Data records
===============
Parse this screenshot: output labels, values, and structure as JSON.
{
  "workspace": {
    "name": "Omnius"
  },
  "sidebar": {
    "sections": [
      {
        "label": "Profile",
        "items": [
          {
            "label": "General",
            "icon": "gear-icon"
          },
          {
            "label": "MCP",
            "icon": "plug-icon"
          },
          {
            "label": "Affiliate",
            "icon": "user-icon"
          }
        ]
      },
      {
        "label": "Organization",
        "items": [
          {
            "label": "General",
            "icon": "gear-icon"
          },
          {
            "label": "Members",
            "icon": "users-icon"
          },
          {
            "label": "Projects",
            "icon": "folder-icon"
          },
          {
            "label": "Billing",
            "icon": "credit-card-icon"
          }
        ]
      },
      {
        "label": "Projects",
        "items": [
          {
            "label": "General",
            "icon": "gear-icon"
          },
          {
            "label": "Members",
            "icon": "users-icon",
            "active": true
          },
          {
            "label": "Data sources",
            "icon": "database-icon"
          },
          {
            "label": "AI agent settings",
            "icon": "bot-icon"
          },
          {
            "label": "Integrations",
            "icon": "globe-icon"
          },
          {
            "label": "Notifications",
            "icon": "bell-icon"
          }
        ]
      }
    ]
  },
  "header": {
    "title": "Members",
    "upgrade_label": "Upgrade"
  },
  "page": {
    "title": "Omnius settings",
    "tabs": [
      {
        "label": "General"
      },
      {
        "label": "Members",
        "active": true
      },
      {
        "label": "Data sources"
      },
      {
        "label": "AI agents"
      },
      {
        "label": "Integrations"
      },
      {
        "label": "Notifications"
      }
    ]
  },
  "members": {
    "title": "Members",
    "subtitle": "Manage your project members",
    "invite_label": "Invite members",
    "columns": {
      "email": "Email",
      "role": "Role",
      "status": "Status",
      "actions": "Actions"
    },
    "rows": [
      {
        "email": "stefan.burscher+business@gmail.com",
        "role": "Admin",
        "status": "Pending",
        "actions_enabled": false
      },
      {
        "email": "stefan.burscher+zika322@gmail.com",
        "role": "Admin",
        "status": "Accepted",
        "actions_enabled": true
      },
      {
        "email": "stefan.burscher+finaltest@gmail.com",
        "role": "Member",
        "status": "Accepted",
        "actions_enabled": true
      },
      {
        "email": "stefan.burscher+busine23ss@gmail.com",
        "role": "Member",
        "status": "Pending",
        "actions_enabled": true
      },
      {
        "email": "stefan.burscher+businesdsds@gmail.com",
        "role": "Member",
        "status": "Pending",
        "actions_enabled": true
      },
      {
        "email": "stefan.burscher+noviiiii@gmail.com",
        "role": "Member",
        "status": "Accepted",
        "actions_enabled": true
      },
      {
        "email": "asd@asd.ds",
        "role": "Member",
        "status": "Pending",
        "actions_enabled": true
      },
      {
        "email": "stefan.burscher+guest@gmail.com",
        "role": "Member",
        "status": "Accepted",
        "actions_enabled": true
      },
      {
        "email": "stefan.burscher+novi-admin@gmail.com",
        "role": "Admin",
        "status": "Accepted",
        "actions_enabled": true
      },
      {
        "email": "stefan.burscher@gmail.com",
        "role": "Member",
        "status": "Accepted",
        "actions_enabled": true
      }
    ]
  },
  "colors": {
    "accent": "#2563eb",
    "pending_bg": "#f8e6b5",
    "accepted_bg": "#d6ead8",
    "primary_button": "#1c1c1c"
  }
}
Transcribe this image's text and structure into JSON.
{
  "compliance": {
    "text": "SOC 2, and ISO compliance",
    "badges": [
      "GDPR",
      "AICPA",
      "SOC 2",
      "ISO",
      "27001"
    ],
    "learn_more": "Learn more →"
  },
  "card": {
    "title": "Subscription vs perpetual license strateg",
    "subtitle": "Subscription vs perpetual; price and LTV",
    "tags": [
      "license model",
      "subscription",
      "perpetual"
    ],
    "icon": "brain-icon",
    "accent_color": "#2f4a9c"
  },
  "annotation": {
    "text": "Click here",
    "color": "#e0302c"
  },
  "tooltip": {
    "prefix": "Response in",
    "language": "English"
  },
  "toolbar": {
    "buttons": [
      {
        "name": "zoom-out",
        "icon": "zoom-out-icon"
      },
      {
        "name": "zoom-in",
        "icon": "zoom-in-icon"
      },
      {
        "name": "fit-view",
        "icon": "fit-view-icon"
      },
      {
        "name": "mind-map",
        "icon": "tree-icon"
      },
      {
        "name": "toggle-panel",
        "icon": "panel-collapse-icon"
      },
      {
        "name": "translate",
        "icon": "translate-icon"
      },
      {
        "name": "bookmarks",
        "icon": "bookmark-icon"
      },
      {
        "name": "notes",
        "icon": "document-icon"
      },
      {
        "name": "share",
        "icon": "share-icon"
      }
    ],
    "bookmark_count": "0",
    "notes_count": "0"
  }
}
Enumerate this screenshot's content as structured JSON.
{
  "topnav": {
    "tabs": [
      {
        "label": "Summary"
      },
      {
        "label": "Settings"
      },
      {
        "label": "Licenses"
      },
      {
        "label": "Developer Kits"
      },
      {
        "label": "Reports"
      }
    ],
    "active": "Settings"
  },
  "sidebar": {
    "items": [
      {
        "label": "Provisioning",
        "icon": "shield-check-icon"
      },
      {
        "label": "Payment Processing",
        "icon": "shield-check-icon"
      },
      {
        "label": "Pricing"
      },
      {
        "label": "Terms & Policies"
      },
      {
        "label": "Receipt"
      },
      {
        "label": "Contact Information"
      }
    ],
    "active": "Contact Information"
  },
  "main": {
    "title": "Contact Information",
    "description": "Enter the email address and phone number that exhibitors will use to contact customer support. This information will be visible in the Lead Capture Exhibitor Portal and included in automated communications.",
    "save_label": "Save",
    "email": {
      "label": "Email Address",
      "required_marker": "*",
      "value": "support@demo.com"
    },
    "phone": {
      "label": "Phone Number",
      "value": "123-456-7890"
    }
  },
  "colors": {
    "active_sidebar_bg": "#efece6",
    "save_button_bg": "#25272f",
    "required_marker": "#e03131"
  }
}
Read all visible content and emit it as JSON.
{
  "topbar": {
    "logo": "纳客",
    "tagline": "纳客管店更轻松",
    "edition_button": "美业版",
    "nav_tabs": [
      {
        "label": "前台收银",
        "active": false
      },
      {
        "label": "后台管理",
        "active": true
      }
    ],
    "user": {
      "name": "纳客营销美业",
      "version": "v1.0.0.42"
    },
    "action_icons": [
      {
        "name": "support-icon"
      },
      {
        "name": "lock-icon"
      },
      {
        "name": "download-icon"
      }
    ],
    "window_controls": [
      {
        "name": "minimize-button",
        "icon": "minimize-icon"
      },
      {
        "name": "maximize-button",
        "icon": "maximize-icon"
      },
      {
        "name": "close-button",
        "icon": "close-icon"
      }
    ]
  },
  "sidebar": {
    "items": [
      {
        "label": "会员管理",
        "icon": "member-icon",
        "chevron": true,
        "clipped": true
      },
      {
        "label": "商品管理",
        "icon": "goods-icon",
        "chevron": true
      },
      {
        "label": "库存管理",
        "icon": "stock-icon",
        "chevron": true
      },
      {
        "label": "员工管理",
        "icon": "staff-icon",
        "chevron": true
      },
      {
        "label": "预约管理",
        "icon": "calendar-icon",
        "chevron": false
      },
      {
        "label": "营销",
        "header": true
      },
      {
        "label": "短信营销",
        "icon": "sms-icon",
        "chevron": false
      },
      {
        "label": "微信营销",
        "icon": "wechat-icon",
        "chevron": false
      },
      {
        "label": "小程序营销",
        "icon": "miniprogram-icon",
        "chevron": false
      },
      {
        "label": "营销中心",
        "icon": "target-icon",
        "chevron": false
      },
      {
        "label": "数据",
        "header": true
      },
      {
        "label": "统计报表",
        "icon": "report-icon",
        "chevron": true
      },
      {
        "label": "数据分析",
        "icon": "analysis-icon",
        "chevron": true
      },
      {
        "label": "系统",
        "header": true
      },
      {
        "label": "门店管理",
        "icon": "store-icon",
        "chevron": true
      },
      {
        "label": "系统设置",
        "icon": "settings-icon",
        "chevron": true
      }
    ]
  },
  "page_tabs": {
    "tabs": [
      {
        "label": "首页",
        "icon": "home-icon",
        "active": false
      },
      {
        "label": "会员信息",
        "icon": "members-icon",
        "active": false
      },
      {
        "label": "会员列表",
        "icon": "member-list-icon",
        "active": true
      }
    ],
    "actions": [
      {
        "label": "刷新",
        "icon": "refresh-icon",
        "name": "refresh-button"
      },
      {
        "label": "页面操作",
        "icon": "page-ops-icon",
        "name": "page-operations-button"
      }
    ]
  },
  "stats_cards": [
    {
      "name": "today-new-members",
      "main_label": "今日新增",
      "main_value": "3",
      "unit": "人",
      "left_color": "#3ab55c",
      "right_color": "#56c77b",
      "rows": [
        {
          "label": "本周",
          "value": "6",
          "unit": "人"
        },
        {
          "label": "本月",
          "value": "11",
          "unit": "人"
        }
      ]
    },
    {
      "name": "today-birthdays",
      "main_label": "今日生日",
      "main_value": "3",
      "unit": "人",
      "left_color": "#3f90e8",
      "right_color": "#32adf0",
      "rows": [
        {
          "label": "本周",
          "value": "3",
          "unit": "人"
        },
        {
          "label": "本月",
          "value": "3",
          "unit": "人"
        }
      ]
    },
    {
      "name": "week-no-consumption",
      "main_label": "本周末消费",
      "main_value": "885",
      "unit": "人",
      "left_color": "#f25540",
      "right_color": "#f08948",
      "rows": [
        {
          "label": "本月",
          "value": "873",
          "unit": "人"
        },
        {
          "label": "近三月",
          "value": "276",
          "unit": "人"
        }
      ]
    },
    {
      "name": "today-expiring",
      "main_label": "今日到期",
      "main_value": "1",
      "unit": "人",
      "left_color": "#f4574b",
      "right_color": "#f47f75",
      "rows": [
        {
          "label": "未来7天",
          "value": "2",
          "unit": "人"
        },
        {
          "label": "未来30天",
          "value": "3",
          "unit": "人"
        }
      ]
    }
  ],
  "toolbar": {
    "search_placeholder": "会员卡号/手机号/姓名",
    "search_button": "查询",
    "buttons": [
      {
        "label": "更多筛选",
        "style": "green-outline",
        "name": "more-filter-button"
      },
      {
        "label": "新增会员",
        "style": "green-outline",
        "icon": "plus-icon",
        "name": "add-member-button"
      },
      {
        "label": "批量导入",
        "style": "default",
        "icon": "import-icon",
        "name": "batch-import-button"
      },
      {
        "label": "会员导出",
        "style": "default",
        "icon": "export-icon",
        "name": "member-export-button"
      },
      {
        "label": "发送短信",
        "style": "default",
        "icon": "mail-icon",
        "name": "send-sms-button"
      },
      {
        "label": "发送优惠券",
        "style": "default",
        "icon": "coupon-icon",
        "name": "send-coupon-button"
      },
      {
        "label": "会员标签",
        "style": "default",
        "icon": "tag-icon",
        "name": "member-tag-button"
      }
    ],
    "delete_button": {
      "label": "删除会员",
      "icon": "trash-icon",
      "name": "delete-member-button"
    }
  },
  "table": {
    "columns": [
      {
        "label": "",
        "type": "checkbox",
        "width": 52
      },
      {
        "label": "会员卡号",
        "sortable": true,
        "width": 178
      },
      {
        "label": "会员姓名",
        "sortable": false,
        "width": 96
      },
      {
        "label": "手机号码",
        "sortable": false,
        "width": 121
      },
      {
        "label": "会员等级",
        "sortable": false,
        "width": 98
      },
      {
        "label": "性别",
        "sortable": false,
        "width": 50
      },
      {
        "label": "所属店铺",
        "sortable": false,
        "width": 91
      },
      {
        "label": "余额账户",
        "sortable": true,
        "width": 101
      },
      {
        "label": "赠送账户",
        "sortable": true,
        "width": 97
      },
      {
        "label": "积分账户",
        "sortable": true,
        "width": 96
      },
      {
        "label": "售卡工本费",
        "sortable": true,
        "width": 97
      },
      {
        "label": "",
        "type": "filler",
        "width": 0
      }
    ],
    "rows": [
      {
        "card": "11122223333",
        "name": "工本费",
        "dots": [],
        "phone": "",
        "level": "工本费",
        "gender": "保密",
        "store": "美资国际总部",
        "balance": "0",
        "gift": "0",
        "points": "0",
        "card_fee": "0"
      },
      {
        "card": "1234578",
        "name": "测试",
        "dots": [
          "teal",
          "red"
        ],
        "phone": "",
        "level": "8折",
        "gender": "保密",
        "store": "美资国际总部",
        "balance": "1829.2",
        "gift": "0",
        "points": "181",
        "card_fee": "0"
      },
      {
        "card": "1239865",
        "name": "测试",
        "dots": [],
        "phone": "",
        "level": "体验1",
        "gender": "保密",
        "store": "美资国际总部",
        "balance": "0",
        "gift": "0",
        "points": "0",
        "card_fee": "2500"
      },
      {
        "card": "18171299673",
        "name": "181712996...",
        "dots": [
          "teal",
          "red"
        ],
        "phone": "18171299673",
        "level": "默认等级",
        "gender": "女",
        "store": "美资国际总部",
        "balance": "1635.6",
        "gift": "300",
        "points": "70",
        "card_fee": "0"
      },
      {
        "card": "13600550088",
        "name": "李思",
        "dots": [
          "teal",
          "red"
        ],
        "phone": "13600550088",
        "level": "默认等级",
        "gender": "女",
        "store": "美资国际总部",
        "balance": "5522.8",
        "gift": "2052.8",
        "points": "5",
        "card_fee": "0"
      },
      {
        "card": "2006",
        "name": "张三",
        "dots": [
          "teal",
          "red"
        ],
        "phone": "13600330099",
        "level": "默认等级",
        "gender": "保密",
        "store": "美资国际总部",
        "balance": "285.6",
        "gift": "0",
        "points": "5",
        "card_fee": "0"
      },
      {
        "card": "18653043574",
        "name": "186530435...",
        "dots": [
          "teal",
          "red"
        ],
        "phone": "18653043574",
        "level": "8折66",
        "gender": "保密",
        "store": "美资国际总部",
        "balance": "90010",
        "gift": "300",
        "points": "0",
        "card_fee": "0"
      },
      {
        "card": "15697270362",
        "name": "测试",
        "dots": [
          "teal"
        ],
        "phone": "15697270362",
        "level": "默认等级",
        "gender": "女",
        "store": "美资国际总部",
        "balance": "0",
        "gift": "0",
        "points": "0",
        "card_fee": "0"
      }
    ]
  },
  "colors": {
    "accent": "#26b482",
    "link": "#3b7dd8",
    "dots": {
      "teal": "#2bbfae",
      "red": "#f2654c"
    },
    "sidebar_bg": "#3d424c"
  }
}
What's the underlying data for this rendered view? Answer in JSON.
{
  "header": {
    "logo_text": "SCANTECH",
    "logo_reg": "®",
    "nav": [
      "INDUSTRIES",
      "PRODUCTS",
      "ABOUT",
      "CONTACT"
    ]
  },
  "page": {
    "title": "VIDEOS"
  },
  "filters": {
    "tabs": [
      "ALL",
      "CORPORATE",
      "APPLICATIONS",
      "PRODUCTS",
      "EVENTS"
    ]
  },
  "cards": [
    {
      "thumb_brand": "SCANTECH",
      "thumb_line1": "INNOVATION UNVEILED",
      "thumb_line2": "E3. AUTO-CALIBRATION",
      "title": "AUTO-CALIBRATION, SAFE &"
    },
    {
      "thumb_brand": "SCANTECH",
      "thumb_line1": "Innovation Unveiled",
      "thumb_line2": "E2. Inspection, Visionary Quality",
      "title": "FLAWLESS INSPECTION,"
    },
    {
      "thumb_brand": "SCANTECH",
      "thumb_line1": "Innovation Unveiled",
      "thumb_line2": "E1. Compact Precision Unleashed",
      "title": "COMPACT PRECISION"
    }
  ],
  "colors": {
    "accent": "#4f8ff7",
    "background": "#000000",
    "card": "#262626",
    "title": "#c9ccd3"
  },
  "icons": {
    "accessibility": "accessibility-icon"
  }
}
===============
◆ **Task directions**
Report every line containing the word "support" from the listing above.

◆ **Response for this exercise**
    "description": "Enter the email address and phone number that exhibitors will use to contact customer support. This information will be visible in the Lead Capture Exhibitor Portal and included in automated communications.",
      "value": "support@demo.com"
        "name": "support-icon"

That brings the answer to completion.